Exercise requirements
Which lines in the material below contain the word "subtitle"? Copy each of them.

↓

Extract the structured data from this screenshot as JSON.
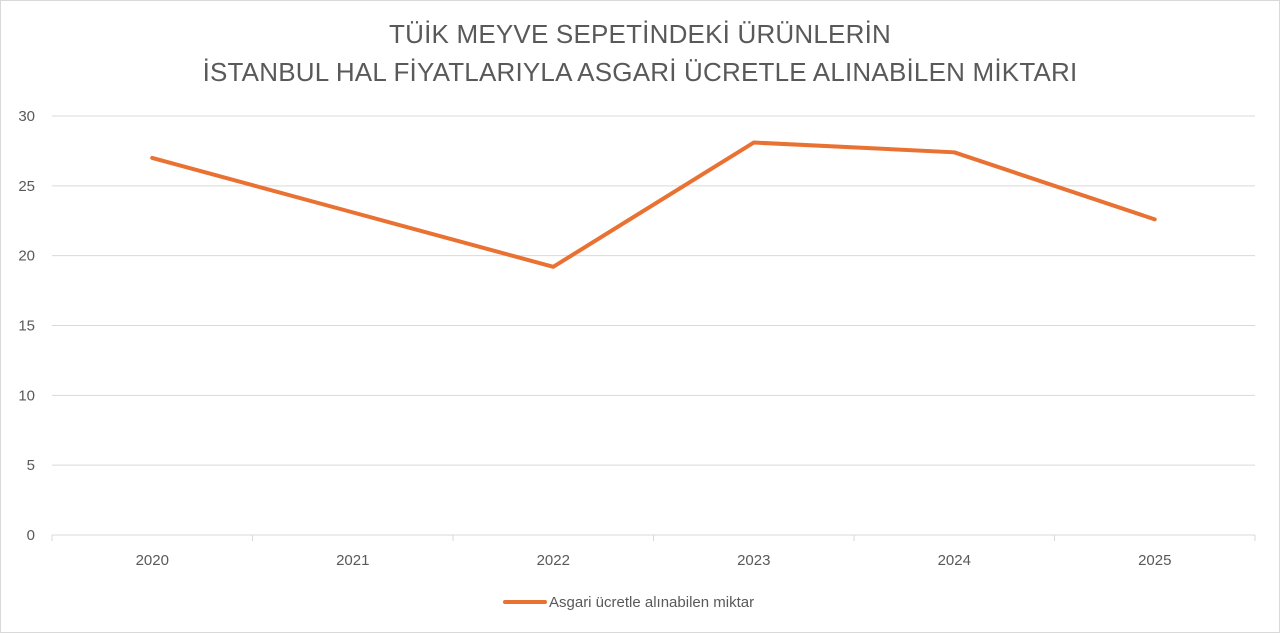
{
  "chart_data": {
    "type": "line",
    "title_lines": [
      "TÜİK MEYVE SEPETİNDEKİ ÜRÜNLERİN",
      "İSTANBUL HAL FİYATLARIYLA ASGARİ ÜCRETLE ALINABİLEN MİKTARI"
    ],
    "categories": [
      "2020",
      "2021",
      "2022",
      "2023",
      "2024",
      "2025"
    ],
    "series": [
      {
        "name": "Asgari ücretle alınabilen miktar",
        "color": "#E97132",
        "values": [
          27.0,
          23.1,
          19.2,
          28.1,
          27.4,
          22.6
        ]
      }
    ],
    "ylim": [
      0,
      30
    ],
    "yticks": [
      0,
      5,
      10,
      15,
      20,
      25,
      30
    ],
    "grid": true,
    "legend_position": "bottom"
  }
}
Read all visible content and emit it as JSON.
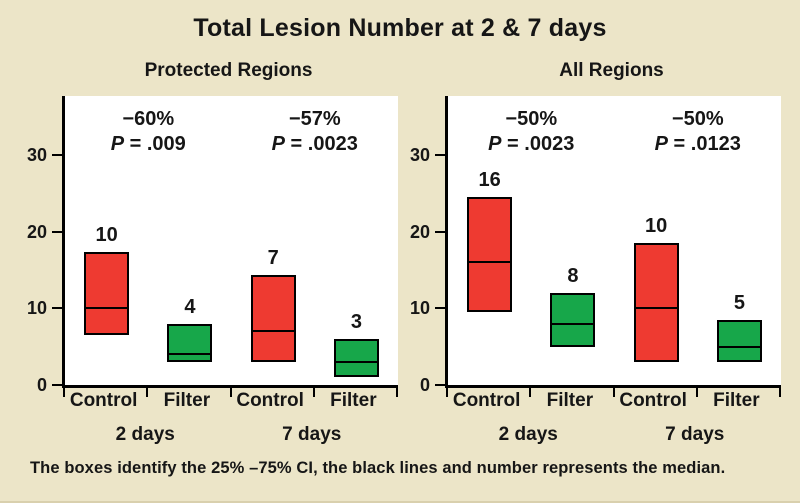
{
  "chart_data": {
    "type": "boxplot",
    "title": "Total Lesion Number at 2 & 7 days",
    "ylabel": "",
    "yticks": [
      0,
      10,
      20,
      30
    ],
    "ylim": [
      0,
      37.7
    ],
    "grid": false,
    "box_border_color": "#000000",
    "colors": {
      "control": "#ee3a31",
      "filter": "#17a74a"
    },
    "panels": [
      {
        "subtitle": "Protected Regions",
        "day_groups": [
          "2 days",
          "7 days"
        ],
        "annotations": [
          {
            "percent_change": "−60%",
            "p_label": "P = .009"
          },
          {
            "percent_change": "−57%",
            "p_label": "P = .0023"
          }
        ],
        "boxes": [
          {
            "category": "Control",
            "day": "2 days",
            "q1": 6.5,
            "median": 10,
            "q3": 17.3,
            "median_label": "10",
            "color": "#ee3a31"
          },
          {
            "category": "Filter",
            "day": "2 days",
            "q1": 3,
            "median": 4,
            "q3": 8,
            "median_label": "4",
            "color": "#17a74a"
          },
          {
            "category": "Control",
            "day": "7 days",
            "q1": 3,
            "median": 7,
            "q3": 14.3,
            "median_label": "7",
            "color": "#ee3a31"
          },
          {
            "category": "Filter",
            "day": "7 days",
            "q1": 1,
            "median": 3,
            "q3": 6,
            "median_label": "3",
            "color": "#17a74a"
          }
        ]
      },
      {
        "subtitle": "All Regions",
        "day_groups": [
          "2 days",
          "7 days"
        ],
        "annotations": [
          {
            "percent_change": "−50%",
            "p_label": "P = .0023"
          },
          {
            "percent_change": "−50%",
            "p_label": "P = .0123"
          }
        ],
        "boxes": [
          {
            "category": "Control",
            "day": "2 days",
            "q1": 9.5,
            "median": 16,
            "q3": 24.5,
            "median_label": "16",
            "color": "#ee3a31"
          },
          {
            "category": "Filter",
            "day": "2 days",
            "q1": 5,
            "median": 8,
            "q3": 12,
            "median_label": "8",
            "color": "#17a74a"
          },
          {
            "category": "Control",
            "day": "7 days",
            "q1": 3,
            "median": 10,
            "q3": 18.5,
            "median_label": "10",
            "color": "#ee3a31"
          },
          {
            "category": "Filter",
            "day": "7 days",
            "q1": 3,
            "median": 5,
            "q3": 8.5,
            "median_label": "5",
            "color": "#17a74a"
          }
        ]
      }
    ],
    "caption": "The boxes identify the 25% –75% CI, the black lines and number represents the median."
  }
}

↑

In response
        "subtitle": "Protected Regions",
        "subtitle": "All Regions",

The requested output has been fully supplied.